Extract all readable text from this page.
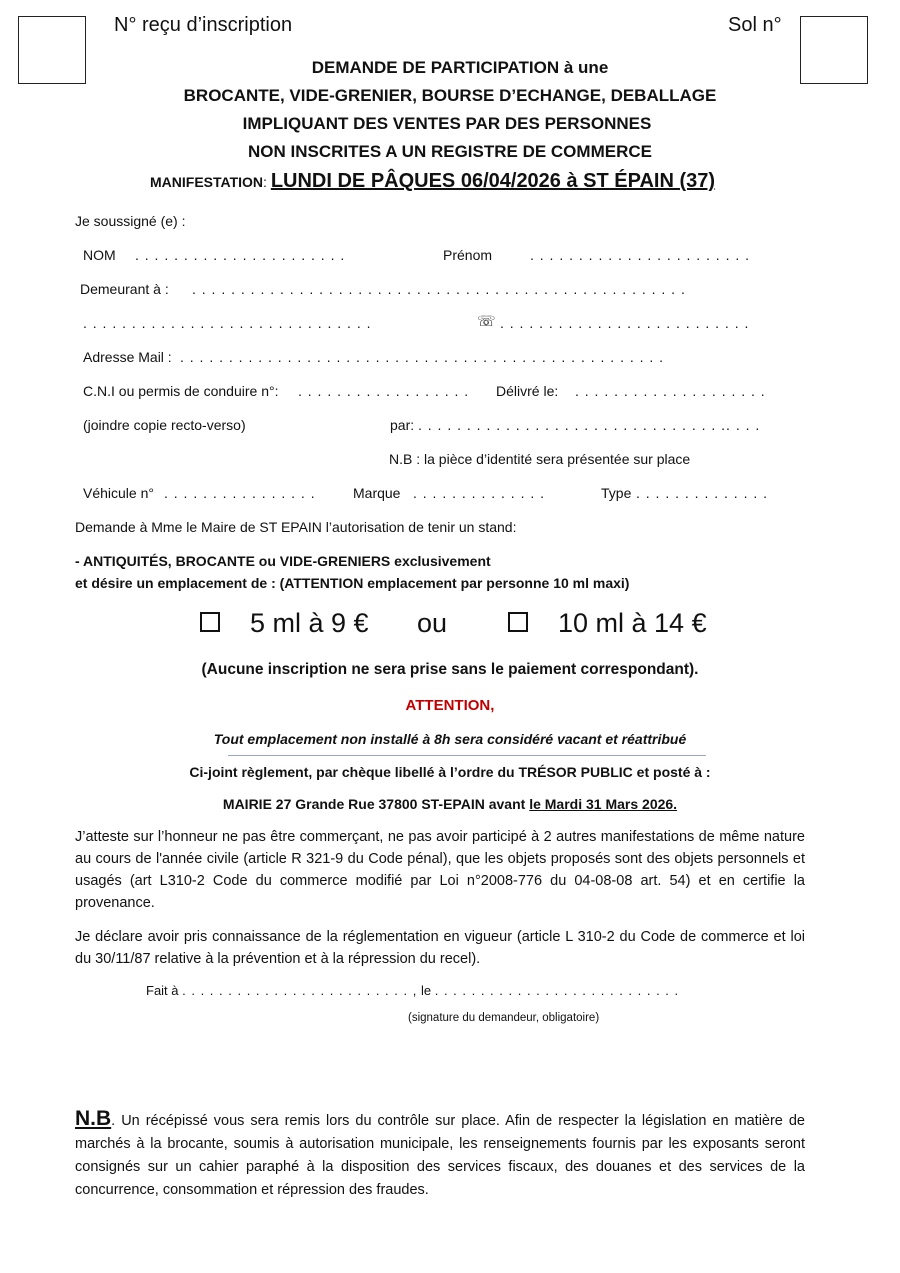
N° reçu d’inscription	Sol n°
DEMANDE DE PARTICIPATION à une
BROCANTE, VIDE-GRENIER, BOURSE D’ECHANGE, DEBALLAGE
IMPLIQUANT DES VENTES PAR DES PERSONNES
NON INSCRITES A UN REGISTRE DE COMMERCE
MANIFESTATION: LUNDI DE PÂQUES 06/04/2026 à ST ÉPAIN (37)
Je soussigné (e) :
NOM . . . . . . . . . . . . . . . . . . . . . .	Prénom	. . . . . . . . . . . . . . . . . . . . . . .
Demeurant à : . . . . . . . . . . . . . . . . . . . . . . . . . . . . . . . . . . . . . . . . . . . . . . . . . . .
. . . . . . . . . . . . . . . . . . . . . . . . . . . . . .	☏ . . . . . . . . . . . . . . . . . . . . . . . . . .
Adresse Mail : . . . . . . . . . . . . . . . . . . . . . . . . . . . . . . . . . . . . . . . . . . . . . . . . . .
C.N.I ou permis de conduire n°: . . . . . . . . . . . . . . . . . . Délivré le: . . . . . . . . . . . . . . . . . . . .
(joindre copie recto-verso)	par: . . . . . . . . . . . . . . . . . . . . . . . . . . . . . . . .. . . .
N.B : la pièce d’identité sera présentée sur place
Véhicule n° . . . . . . . . . . . . . . . .	Marque . . . . . . . . . . . . . .	Type . . . . . . . . . . . . . .
Demande à Mme le Maire de ST EPAIN l’autorisation de tenir un stand:
- ANTIQUITÉS, BROCANTE ou VIDE-GRENIERS exclusivement
et désire un emplacement de : (ATTENTION emplacement par personne 10 ml maxi)
5 ml à 9 € ou	10 ml à 14 €
(Aucune inscription ne sera prise sans le paiement correspondant).
ATTENTION,
Tout emplacement non installé à 8h sera considéré vacant et réattribué
Ci-joint règlement, par chèque libellé à l’ordre du TRÉSOR PUBLIC et posté à :
MAIRIE 27 Grande Rue 37800 ST-EPAIN avant le Mardi 31 Mars 2026.
J’atteste sur l’honneur ne pas être commerçant, ne pas avoir participé à 2 autres manifestations de même nature au cours de l'année civile (article R 321-9 du Code pénal), que les objets proposés sont des objets personnels et usagés (art L310-2 Code du commerce modifié par Loi n°2008-776 du 04-08-08 art. 54) et en certifie la provenance.
Je déclare avoir pris connaissance de la réglementation en vigueur (article L 310-2 du Code de commerce et loi du 30/11/87 relative à la prévention et à la répression du recel).
Fait à . . . . . . . . . . . . . . . . . . . . . . . . . , le . . . . . . . . . . . . . . . . . . . . . . . . . . .
(signature du demandeur, obligatoire)
N.B. Un récépissé vous sera remis lors du contrôle sur place. Afin de respecter la législation en matière de marchés à la brocante, soumis à autorisation municipale, les renseignements fournis par les exposants seront consignés sur un cahier paraphé à la disposition des services fiscaux, des douanes et des services de la concurrence, consommation et répression des fraudes.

_ _ _ _ _ _ _

= DO THIS =
Exactly as written, return every line of the listing, but not the pictures.

= THE RESPONSE =
Extract all readable text from this page.
N° reçu d’inscription	Sol n°
DEMANDE DE PARTICIPATION à une
BROCANTE, VIDE-GRENIER, BOURSE D’ECHANGE, DEBALLAGE
IMPLIQUANT DES VENTES PAR DES PERSONNES
NON INSCRITES A UN REGISTRE DE COMMERCE
MANIFESTATION: LUNDI DE PÂQUES 06/04/2026 à ST ÉPAIN (37)
Je soussigné (e) :
NOM . . . . . . . . . . . . . . . . . . . . . .	Prénom	. . . . . . . . . . . . . . . . . . . . . . .
Demeurant à : . . . . . . . . . . . . . . . . . . . . . . . . . . . . . . . . . . . . . . . . . . . . . . . . . . .
. . . . . . . . . . . . . . . . . . . . . . . . . . . . . .	☏ . . . . . . . . . . . . . . . . . . . . . . . . . .
Adresse Mail : . . . . . . . . . . . . . . . . . . . . . . . . . . . . . . . . . . . . . . . . . . . . . . . . . .
C.N.I ou permis de conduire n°: . . . . . . . . . . . . . . . . . . Délivré le: . . . . . . . . . . . . . . . . . . . .
(joindre copie recto-verso)	par: . . . . . . . . . . . . . . . . . . . . . . . . . . . . . . . .. . . .
N.B : la pièce d’identité sera présentée sur place
Véhicule n° . . . . . . . . . . . . . . . .	Marque . . . . . . . . . . . . . .	Type . . . . . . . . . . . . . .
Demande à Mme le Maire de ST EPAIN l’autorisation de tenir un stand:
- ANTIQUITÉS, BROCANTE ou VIDE-GRENIERS exclusivement
et désire un emplacement de : (ATTENTION emplacement par personne 10 ml maxi)
5 ml à 9 € ou	10 ml à 14 €
(Aucune inscription ne sera prise sans le paiement correspondant).
ATTENTION,
Tout emplacement non installé à 8h sera considéré vacant et réattribué
Ci-joint règlement, par chèque libellé à l’ordre du TRÉSOR PUBLIC et posté à :
MAIRIE 27 Grande Rue 37800 ST-EPAIN avant le Mardi 31 Mars 2026.
J’atteste sur l’honneur ne pas être commerçant, ne pas avoir participé à 2 autres manifestations de même nature au cours de l'année civile (article R 321-9 du Code pénal), que les objets proposés sont des objets personnels et usagés (art L310-2 Code du commerce modifié par Loi n°2008-776 du 04-08-08 art. 54) et en certifie la provenance.
Je déclare avoir pris connaissance de la réglementation en vigueur (article L 310-2 du Code de commerce et loi du 30/11/87 relative à la prévention et à la répression du recel).
Fait à . . . . . . . . . . . . . . . . . . . . . . . . . , le . . . . . . . . . . . . . . . . . . . . . . . . . . .
(signature du demandeur, obligatoire)
N.B. Un récépissé vous sera remis lors du contrôle sur place. Afin de respecter la législation en matière de marchés à la brocante, soumis à autorisation municipale, les renseignements fournis par les exposants seront consignés sur un cahier paraphé à la disposition des services fiscaux, des douanes et des services de la concurrence, consommation et répression des fraudes.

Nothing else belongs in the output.